▶ _Excerpt to read_:
⟨

Siegel: Well, one of the things I have talked about many times on programs I do that involve small business is the fact that I have talked to technology experts, which believe me I am not, but what they tell me and what they demonstrate on these programs that we do, is that small business now has an enormous opportunity. Because if you would simply just learn the technologies on line, there is a huge number of free websites that small business can use, very inexpensive websites, blast emails, and all kinds of ways of using the internet for marketing at almost no cost. In fact, theoretically, if a small business hired one person who was technology ready and t heir job full time was just simply to use the internet and market the company on the internet, even a small business, you would get way more return dollar for dollar than you do now using a public relations or advertising firm. I hate to say that, and I don't mean to suggest that people get away from advertising or PR firms, but the fact is that, you just said it, everything is going toward the technology of the internet. So now, everything is going in that direction. People are beginning to realize it and use it, and all of a sudden they are going to get this glitch where the government t steps in and says, we are going to control content, we are going to control taxing you on the use of the internet, and we are now going to control the provider, in terms of what they provide and how they provide it. What is the point of that? All that would do is even suppress this economy further, would it not, if those small businesses couldn't use those marketing techniques on the internet to get their service of product known to the public?
Seton: What you said about hiring some 20-something year old kid to do internet marketing is a much more fabulous return on the small investment, you're right, than a PR firm or whatever. I spoke to a guy, I am a retired musician and several years ago I bought some music equipment from EBAY from the guy, and I talked to the guy and he was a store's, a store way up in Minnesota near Canada, he was their EBAY guy. All he did was stock EBAY stuff. They went from being a little store in the corner of a little town in Minnesota to a little store on the corner of a little town in Minnesota that sold $850,000 their first year on EBAY. You know, that is just an incredible explosion. Again, they didn't need to buy any more brick and mortar. They still sell a little bit, you know, over the counter to their customers in their town, but it became a huge business from an EBAY prospective. This was eight a years ago, so I am sure they are doing millions and millions of dollars a year on EBAY selling music equipment out of this little brick and mortar in Northern Minnesota. This is where everything is going. This is why the government wants to grab it. Do you get the impression from this administration that they do things that are so obviously destructive to the private sector that it cannot be anything but intentional? I mean, can you think of any reasonable explanation for why they would want to do this?

⟩

▶ _Task a_:
Answer these questions about the interview transcript:
(i) According to Siegel, what would a small business's one technology-ready hire do full time?
(ii) Where was the store that Seton bought music equipment from located?
(iii) How much did that store sell on EBAY in its first year?
The text and the records come from unrelated sources.

(Spatial layout data)

⟨

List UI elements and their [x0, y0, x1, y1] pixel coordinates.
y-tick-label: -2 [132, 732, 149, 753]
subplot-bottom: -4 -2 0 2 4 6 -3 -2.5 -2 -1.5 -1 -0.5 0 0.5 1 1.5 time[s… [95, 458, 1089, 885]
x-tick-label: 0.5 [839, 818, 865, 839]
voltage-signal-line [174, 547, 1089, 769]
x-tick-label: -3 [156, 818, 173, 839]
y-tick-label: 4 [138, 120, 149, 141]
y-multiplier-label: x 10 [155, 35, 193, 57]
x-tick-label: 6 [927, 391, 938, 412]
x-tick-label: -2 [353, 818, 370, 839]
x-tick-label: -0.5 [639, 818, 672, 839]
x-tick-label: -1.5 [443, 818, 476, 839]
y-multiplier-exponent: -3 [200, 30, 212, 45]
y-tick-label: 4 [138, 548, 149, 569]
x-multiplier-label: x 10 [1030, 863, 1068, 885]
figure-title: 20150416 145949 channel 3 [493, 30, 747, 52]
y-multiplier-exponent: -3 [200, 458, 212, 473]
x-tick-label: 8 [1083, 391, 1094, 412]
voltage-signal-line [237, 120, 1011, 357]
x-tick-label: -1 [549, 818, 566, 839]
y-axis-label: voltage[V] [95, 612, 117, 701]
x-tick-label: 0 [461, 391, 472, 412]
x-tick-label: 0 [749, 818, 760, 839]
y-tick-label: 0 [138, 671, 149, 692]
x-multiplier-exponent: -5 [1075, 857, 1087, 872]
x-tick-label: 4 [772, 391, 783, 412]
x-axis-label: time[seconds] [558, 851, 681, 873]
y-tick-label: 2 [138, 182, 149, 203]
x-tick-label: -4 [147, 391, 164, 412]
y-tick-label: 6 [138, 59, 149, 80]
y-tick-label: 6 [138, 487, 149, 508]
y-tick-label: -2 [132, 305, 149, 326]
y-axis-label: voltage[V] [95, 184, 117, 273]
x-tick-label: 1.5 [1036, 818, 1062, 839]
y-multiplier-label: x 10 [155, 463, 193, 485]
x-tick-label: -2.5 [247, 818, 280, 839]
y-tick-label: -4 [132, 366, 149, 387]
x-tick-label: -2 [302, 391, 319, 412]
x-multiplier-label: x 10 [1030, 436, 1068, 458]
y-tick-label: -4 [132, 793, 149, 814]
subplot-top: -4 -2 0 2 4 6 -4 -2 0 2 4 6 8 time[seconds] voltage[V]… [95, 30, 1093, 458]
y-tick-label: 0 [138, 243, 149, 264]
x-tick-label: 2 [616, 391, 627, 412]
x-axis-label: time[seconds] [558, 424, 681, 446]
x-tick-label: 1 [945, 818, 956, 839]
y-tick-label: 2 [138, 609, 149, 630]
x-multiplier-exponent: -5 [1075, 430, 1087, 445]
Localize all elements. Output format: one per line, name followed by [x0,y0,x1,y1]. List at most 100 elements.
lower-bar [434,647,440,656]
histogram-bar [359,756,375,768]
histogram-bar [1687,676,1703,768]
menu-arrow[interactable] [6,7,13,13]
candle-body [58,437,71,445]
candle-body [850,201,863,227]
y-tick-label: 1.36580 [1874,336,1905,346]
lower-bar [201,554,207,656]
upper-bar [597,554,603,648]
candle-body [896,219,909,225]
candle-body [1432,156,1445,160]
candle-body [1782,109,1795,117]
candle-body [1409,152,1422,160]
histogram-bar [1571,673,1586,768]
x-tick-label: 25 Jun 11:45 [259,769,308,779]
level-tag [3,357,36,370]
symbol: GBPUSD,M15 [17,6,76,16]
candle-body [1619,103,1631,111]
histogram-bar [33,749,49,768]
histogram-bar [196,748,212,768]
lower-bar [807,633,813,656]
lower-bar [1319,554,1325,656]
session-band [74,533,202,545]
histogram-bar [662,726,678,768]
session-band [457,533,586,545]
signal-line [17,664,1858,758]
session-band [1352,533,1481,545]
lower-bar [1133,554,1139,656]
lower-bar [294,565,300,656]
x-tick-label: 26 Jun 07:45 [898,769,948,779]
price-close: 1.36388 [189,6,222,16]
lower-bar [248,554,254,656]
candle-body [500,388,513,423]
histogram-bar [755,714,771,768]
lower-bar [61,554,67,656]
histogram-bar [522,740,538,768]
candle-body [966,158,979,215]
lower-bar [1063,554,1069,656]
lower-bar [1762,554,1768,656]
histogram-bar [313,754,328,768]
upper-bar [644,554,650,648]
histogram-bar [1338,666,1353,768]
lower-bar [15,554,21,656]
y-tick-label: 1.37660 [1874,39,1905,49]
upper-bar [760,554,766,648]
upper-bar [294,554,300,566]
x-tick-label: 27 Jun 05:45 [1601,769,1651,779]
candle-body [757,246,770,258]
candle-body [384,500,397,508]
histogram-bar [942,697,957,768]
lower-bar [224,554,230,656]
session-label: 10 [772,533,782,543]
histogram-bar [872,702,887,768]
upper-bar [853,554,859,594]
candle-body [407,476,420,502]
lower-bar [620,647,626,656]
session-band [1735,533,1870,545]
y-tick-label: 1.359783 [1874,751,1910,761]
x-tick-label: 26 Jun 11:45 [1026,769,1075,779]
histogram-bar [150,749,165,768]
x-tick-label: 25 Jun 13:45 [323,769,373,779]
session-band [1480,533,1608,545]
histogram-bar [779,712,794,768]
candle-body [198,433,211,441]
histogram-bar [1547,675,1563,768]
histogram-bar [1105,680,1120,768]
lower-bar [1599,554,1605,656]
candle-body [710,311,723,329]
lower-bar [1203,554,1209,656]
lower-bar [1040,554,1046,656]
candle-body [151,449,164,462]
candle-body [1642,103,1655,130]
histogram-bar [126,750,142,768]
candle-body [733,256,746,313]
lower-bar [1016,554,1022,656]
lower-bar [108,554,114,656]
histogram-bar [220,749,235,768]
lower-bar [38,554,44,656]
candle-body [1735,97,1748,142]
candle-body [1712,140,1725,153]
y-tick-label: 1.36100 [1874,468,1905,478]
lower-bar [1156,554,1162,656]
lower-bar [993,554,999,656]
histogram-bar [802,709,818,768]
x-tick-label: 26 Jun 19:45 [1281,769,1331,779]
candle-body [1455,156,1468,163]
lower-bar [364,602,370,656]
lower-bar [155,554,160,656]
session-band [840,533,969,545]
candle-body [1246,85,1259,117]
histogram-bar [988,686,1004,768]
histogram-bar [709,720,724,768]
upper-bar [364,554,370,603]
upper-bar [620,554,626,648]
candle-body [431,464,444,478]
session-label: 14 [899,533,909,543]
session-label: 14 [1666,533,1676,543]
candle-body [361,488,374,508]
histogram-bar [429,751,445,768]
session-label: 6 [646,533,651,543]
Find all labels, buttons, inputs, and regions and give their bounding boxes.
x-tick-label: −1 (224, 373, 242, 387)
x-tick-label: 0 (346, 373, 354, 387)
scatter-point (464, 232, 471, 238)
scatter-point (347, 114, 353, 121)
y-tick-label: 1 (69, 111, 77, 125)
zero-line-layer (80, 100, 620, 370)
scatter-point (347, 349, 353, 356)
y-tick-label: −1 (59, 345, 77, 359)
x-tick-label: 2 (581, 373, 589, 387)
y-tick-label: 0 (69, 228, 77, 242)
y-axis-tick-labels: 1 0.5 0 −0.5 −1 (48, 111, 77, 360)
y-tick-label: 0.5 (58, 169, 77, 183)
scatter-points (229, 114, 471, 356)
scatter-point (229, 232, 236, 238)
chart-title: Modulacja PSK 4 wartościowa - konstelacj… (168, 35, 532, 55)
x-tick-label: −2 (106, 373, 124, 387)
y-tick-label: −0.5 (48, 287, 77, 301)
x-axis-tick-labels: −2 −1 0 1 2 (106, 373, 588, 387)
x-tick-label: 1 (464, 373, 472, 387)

⟩

▶ _Task b_: Duplicate the lines of the records, starting at the first line and ending at the line that contains "y-tick-label: 0 [138, 243, 149, 264]", with both of those lines included.

▶ _Correct answer a_:
(i) Use the internet to market the company.
(ii) In a little town way up in Minnesota, near Canada.
(iii) $850,000.

▶ _Correct answer b_:
List UI elements and their [x0, y0, x1, y1] pixel coordinates.
y-tick-label: -2 [132, 732, 149, 753]
subplot-bottom: -4 -2 0 2 4 6 -3 -2.5 -2 -1.5 -1 -0.5 0 0.5 1 1.5 time[s… [95, 458, 1089, 885]
x-tick-label: 0.5 [839, 818, 865, 839]
voltage-signal-line [174, 547, 1089, 769]
x-tick-label: -3 [156, 818, 173, 839]
y-tick-label: 4 [138, 120, 149, 141]
y-multiplier-label: x 10 [155, 35, 193, 57]
x-tick-label: 6 [927, 391, 938, 412]
x-tick-label: -2 [353, 818, 370, 839]
x-tick-label: -0.5 [639, 818, 672, 839]
x-tick-label: -1.5 [443, 818, 476, 839]
y-multiplier-exponent: -3 [200, 30, 212, 45]
y-tick-label: 4 [138, 548, 149, 569]
x-multiplier-label: x 10 [1030, 863, 1068, 885]
figure-title: 20150416 145949 channel 3 [493, 30, 747, 52]
y-multiplier-exponent: -3 [200, 458, 212, 473]
x-tick-label: 8 [1083, 391, 1094, 412]
voltage-signal-line [237, 120, 1011, 357]
x-tick-label: -1 [549, 818, 566, 839]
y-axis-label: voltage[V] [95, 612, 117, 701]
x-tick-label: 0 [461, 391, 472, 412]
x-tick-label: 0 [749, 818, 760, 839]
y-tick-label: 0 [138, 671, 149, 692]
x-multiplier-exponent: -5 [1075, 857, 1087, 872]
x-tick-label: 4 [772, 391, 783, 412]
x-axis-label: time[seconds] [558, 851, 681, 873]
y-tick-label: 2 [138, 182, 149, 203]
x-tick-label: -4 [147, 391, 164, 412]
y-tick-label: 6 [138, 59, 149, 80]
y-tick-label: 6 [138, 487, 149, 508]
y-tick-label: -2 [132, 305, 149, 326]
y-axis-label: voltage[V] [95, 184, 117, 273]
x-tick-label: 1.5 [1036, 818, 1062, 839]
y-multiplier-label: x 10 [155, 463, 193, 485]
x-tick-label: -2.5 [247, 818, 280, 839]
y-tick-label: -4 [132, 366, 149, 387]
x-tick-label: -2 [302, 391, 319, 412]
x-multiplier-label: x 10 [1030, 436, 1068, 458]
y-tick-label: -4 [132, 793, 149, 814]
subplot-top: -4 -2 0 2 4 6 -4 -2 0 2 4 6 8 time[seconds] voltage[V]… [95, 30, 1093, 458]
y-tick-label: 0 [138, 243, 149, 264]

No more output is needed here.